**Stored dataset items**
┄┄┄┄┄┄

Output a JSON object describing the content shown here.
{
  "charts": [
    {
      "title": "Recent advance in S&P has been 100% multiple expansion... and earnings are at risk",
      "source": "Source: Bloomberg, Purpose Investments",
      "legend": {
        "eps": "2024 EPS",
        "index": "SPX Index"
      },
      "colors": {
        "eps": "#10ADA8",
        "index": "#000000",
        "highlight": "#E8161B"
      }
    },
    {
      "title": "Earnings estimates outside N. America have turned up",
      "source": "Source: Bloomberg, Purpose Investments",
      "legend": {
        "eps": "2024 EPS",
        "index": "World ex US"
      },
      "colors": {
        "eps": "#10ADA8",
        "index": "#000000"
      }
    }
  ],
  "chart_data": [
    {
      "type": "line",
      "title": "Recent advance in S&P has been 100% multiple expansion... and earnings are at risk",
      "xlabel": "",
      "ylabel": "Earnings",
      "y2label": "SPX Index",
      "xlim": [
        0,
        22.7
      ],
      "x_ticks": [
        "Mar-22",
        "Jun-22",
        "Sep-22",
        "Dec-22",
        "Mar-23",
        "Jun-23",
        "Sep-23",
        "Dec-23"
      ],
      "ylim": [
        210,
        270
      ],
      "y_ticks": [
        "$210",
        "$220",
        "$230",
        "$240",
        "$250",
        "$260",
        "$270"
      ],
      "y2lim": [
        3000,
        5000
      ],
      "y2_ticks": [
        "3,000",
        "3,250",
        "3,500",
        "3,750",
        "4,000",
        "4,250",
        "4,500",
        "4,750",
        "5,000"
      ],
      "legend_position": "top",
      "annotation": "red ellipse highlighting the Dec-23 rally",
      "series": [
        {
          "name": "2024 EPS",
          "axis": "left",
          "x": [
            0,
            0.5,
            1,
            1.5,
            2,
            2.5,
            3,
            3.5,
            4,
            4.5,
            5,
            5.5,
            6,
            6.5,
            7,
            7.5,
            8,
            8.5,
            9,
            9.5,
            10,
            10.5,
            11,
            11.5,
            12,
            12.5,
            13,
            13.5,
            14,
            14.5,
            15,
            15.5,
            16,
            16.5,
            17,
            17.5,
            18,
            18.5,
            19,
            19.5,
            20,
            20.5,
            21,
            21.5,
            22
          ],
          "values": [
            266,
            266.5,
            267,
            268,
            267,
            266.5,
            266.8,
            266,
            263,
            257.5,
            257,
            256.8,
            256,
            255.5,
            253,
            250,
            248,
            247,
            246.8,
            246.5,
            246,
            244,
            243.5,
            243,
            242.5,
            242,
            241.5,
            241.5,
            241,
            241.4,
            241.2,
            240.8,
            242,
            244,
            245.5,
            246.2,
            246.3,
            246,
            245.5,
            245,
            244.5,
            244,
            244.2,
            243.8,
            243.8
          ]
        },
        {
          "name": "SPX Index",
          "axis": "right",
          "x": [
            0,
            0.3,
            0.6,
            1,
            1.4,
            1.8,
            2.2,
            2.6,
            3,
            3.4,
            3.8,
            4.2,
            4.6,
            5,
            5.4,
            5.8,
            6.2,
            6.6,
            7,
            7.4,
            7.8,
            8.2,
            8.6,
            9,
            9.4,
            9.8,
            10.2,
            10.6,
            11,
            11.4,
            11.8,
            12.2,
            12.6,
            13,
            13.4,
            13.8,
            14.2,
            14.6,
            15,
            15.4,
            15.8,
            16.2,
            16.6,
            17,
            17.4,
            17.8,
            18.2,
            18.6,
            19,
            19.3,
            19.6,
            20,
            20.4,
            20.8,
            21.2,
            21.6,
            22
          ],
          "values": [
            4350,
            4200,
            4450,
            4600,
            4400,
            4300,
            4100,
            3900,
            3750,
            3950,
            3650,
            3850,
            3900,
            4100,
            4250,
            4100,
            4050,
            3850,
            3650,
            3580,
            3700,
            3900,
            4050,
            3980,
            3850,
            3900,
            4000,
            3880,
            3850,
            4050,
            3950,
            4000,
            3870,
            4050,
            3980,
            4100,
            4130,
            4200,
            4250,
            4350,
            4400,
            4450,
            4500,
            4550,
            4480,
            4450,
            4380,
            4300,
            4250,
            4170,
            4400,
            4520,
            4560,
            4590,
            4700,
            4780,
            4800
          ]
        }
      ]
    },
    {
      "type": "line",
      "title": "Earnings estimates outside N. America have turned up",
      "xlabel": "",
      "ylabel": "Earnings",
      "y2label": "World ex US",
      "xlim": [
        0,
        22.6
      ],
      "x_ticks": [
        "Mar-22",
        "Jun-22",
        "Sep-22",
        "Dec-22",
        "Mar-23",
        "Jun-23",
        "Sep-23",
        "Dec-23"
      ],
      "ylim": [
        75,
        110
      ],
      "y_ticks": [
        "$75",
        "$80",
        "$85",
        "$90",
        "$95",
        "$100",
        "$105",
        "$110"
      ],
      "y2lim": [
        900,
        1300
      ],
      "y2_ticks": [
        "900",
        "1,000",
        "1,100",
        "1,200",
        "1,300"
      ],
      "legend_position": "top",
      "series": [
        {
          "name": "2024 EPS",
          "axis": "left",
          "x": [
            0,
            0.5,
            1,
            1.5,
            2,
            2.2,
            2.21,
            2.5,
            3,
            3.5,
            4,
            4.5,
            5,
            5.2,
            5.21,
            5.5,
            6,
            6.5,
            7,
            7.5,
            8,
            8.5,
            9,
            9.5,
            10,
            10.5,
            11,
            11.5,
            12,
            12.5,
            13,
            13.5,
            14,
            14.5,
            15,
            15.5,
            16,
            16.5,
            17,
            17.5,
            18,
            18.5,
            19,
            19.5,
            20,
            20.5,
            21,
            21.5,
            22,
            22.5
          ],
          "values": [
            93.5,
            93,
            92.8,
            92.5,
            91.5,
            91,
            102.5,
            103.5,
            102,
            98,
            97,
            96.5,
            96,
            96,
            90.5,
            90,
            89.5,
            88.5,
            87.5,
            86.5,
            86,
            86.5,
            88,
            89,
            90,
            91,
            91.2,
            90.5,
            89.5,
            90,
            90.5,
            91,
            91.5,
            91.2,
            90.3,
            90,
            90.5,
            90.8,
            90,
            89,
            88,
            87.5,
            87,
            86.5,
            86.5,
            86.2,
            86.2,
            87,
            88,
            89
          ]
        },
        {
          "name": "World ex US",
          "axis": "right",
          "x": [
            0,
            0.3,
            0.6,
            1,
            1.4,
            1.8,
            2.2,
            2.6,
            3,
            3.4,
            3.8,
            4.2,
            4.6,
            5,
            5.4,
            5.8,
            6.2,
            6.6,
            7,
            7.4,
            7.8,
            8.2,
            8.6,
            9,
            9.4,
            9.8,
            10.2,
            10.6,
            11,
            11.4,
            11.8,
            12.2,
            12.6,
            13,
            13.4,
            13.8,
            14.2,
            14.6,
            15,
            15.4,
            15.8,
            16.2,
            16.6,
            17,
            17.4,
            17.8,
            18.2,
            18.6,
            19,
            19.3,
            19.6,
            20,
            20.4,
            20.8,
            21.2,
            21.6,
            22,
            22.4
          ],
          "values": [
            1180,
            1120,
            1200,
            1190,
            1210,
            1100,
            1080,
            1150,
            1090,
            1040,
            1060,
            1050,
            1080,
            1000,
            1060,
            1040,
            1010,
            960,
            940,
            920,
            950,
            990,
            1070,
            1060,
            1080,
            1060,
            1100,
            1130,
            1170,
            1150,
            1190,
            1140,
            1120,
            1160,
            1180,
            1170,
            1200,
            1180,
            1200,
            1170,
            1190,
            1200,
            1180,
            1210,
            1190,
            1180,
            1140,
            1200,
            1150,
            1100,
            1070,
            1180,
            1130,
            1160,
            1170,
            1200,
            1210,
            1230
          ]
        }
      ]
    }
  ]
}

┄┄┄┄┄┄

**To be done**
Extract the complete listing verbatim.

**Full answer**
Output a JSON object describing the content shown here.
{
  "charts": [
    {
      "title": "Recent advance in S&P has been 100% multiple expansion... and earnings are at risk",
      "source": "Source: Bloomberg, Purpose Investments",
      "legend": {
        "eps": "2024 EPS",
        "index": "SPX Index"
      },
      "colors": {
        "eps": "#10ADA8",
        "index": "#000000",
        "highlight": "#E8161B"
      }
    },
    {
      "title": "Earnings estimates outside N. America have turned up",
      "source": "Source: Bloomberg, Purpose Investments",
      "legend": {
        "eps": "2024 EPS",
        "index": "World ex US"
      },
      "colors": {
        "eps": "#10ADA8",
        "index": "#000000"
      }
    }
  ],
  "chart_data": [
    {
      "type": "line",
      "title": "Recent advance in S&P has been 100% multiple expansion... and earnings are at risk",
      "xlabel": "",
      "ylabel": "Earnings",
      "y2label": "SPX Index",
      "xlim": [
        0,
        22.7
      ],
      "x_ticks": [
        "Mar-22",
        "Jun-22",
        "Sep-22",
        "Dec-22",
        "Mar-23",
        "Jun-23",
        "Sep-23",
        "Dec-23"
      ],
      "ylim": [
        210,
        270
      ],
      "y_ticks": [
        "$210",
        "$220",
        "$230",
        "$240",
        "$250",
        "$260",
        "$270"
      ],
      "y2lim": [
        3000,
        5000
      ],
      "y2_ticks": [
        "3,000",
        "3,250",
        "3,500",
        "3,750",
        "4,000",
        "4,250",
        "4,500",
        "4,750",
        "5,000"
      ],
      "legend_position": "top",
      "annotation": "red ellipse highlighting the Dec-23 rally",
      "series": [
        {
          "name": "2024 EPS",
          "axis": "left",
          "x": [
            0,
            0.5,
            1,
            1.5,
            2,
            2.5,
            3,
            3.5,
            4,
            4.5,
            5,
            5.5,
            6,
            6.5,
            7,
            7.5,
            8,
            8.5,
            9,
            9.5,
            10,
            10.5,
            11,
            11.5,
            12,
            12.5,
            13,
            13.5,
            14,
            14.5,
            15,
            15.5,
            16,
            16.5,
            17,
            17.5,
            18,
            18.5,
            19,
            19.5,
            20,
            20.5,
            21,
            21.5,
            22
          ],
          "values": [
            266,
            266.5,
            267,
            268,
            267,
            266.5,
            266.8,
            266,
            263,
            257.5,
            257,
            256.8,
            256,
            255.5,
            253,
            250,
            248,
            247,
            246.8,
            246.5,
            246,
            244,
            243.5,
            243,
            242.5,
            242,
            241.5,
            241.5,
            241,
            241.4,
            241.2,
            240.8,
            242,
            244,
            245.5,
            246.2,
            246.3,
            246,
            245.5,
            245,
            244.5,
            244,
            244.2,
            243.8,
            243.8
          ]
        },
        {
          "name": "SPX Index",
          "axis": "right",
          "x": [
            0,
            0.3,
            0.6,
            1,
            1.4,
            1.8,
            2.2,
            2.6,
            3,
            3.4,
            3.8,
            4.2,
            4.6,
            5,
            5.4,
            5.8,
            6.2,
            6.6,
            7,
            7.4,
            7.8,
            8.2,
            8.6,
            9,
            9.4,
            9.8,
            10.2,
            10.6,
            11,
            11.4,
            11.8,
            12.2,
            12.6,
            13,
            13.4,
            13.8,
            14.2,
            14.6,
            15,
            15.4,
            15.8,
            16.2,
            16.6,
            17,
            17.4,
            17.8,
            18.2,
            18.6,
            19,
            19.3,
            19.6,
            20,
            20.4,
            20.8,
            21.2,
            21.6,
            22
          ],
          "values": [
            4350,
            4200,
            4450,
            4600,
            4400,
            4300,
            4100,
            3900,
            3750,
            3950,
            3650,
            3850,
            3900,
            4100,
            4250,
            4100,
            4050,
            3850,
            3650,
            3580,
            3700,
            3900,
            4050,
            3980,
            3850,
            3900,
            4000,
            3880,
            3850,
            4050,
            3950,
            4000,
            3870,
            4050,
            3980,
            4100,
            4130,
            4200,
            4250,
            4350,
            4400,
            4450,
            4500,
            4550,
            4480,
            4450,
            4380,
            4300,
            4250,
            4170,
            4400,
            4520,
            4560,
            4590,
            4700,
            4780,
            4800
          ]
        }
      ]
    },
    {
      "type": "line",
      "title": "Earnings estimates outside N. America have turned up",
      "xlabel": "",
      "ylabel": "Earnings",
      "y2label": "World ex US",
      "xlim": [
        0,
        22.6
      ],
      "x_ticks": [
        "Mar-22",
        "Jun-22",
        "Sep-22",
        "Dec-22",
        "Mar-23",
        "Jun-23",
        "Sep-23",
        "Dec-23"
      ],
      "ylim": [
        75,
        110
      ],
      "y_ticks": [
        "$75",
        "$80",
        "$85",
        "$90",
        "$95",
        "$100",
        "$105",
        "$110"
      ],
      "y2lim": [
        900,
        1300
      ],
      "y2_ticks": [
        "900",
        "1,000",
        "1,100",
        "1,200",
        "1,300"
      ],
      "legend_position": "top",
      "series": [
        {
          "name": "2024 EPS",
          "axis": "left",
          "x": [
            0,
            0.5,
            1,
            1.5,
            2,
            2.2,
            2.21,
            2.5,
            3,
            3.5,
            4,
            4.5,
            5,
            5.2,
            5.21,
            5.5,
            6,
            6.5,
            7,
            7.5,
            8,
            8.5,
            9,
            9.5,
            10,
            10.5,
            11,
            11.5,
            12,
            12.5,
            13,
            13.5,
            14,
            14.5,
            15,
            15.5,
            16,
            16.5,
            17,
            17.5,
            18,
            18.5,
            19,
            19.5,
            20,
            20.5,
            21,
            21.5,
            22,
            22.5
          ],
          "values": [
            93.5,
            93,
            92.8,
            92.5,
            91.5,
            91,
            102.5,
            103.5,
            102,
            98,
            97,
            96.5,
            96,
            96,
            90.5,
            90,
            89.5,
            88.5,
            87.5,
            86.5,
            86,
            86.5,
            88,
            89,
            90,
            91,
            91.2,
            90.5,
            89.5,
            90,
            90.5,
            91,
            91.5,
            91.2,
            90.3,
            90,
            90.5,
            90.8,
            90,
            89,
            88,
            87.5,
            87,
            86.5,
            86.5,
            86.2,
            86.2,
            87,
            88,
            89
          ]
        },
        {
          "name": "World ex US",
          "axis": "right",
          "x": [
            0,
            0.3,
            0.6,
            1,
            1.4,
            1.8,
            2.2,
            2.6,
            3,
            3.4,
            3.8,
            4.2,
            4.6,
            5,
            5.4,
            5.8,
            6.2,
            6.6,
            7,
            7.4,
            7.8,
            8.2,
            8.6,
            9,
            9.4,
            9.8,
            10.2,
            10.6,
            11,
            11.4,
            11.8,
            12.2,
            12.6,
            13,
            13.4,
            13.8,
            14.2,
            14.6,
            15,
            15.4,
            15.8,
            16.2,
            16.6,
            17,
            17.4,
            17.8,
            18.2,
            18.6,
            19,
            19.3,
            19.6,
            20,
            20.4,
            20.8,
            21.2,
            21.6,
            22,
            22.4
          ],
          "values": [
            1180,
            1120,
            1200,
            1190,
            1210,
            1100,
            1080,
            1150,
            1090,
            1040,
            1060,
            1050,
            1080,
            1000,
            1060,
            1040,
            1010,
            960,
            940,
            920,
            950,
            990,
            1070,
            1060,
            1080,
            1060,
            1100,
            1130,
            1170,
            1150,
            1190,
            1140,
            1120,
            1160,
            1180,
            1170,
            1200,
            1180,
            1200,
            1170,
            1190,
            1200,
            1180,
            1210,
            1190,
            1180,
            1140,
            1200,
            1150,
            1100,
            1070,
            1180,
            1130,
            1160,
            1170,
            1200,
            1210,
            1230
          ]
        }
      ]
    }
  ]
}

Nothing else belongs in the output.